From the entries below, copy every line where the string "this" appears.

----

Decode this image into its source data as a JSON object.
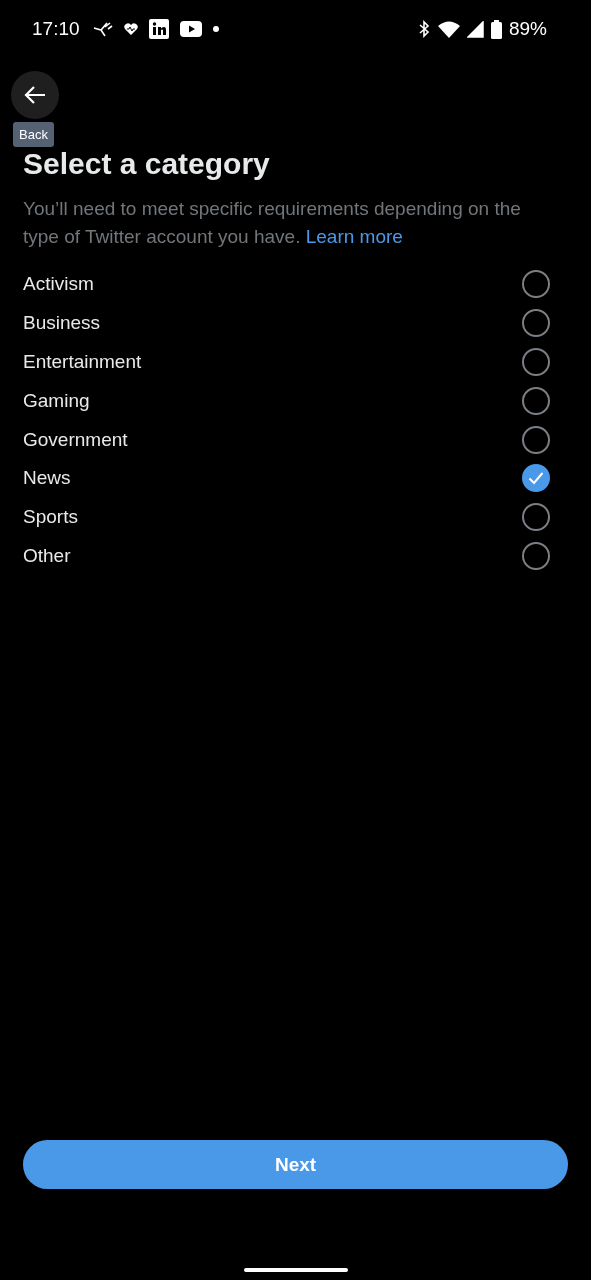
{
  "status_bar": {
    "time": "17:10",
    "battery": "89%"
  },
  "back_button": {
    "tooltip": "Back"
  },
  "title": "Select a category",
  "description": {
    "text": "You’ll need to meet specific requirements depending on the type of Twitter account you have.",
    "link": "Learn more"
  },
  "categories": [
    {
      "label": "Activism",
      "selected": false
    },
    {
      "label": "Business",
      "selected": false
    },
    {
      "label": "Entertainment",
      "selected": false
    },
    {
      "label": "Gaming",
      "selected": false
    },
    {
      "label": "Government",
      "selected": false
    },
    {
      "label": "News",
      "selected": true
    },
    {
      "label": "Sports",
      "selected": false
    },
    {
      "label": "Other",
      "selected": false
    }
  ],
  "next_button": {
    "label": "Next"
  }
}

----

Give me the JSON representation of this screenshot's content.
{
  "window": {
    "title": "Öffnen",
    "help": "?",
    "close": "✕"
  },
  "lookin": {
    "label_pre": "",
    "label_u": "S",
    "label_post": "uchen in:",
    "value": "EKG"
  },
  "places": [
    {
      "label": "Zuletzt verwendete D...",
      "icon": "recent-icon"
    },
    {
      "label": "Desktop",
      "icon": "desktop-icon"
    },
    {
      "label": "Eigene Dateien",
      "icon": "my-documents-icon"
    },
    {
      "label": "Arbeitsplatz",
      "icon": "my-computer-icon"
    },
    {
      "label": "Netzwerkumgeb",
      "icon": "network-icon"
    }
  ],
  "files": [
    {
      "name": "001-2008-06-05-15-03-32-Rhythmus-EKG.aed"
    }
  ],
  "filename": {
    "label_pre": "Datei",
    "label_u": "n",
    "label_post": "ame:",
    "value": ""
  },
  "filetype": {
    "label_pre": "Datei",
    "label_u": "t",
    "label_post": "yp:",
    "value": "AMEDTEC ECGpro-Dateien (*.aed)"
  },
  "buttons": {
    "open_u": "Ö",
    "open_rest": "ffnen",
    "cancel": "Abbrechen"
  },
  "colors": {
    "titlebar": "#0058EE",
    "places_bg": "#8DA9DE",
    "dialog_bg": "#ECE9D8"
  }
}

----

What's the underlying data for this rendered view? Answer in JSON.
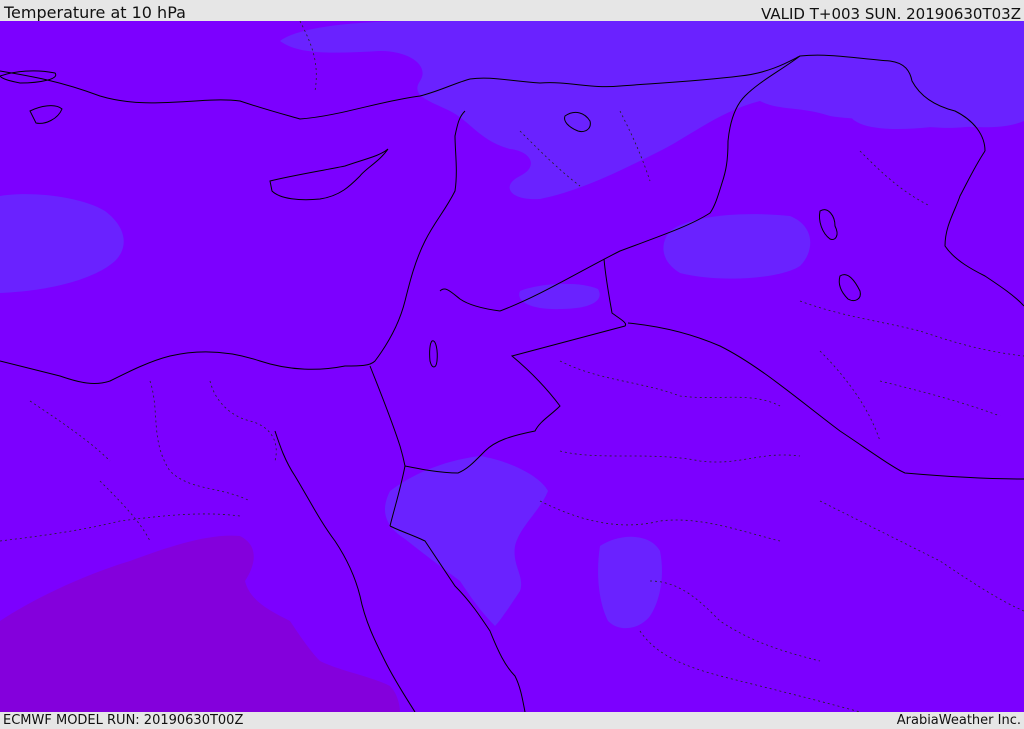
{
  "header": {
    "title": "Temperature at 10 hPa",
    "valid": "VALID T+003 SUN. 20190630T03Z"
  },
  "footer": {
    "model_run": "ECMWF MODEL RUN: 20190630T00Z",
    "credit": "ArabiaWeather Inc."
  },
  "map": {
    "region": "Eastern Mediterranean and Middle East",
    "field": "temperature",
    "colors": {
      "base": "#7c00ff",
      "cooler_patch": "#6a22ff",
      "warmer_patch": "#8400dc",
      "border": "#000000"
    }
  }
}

----

EXERCISE ANSWER.
Decode this image into its source data as a JSON object.
Give me the JSON representation of this screenshot's content.
What's the underlying data for this rendered view? Answer in JSON.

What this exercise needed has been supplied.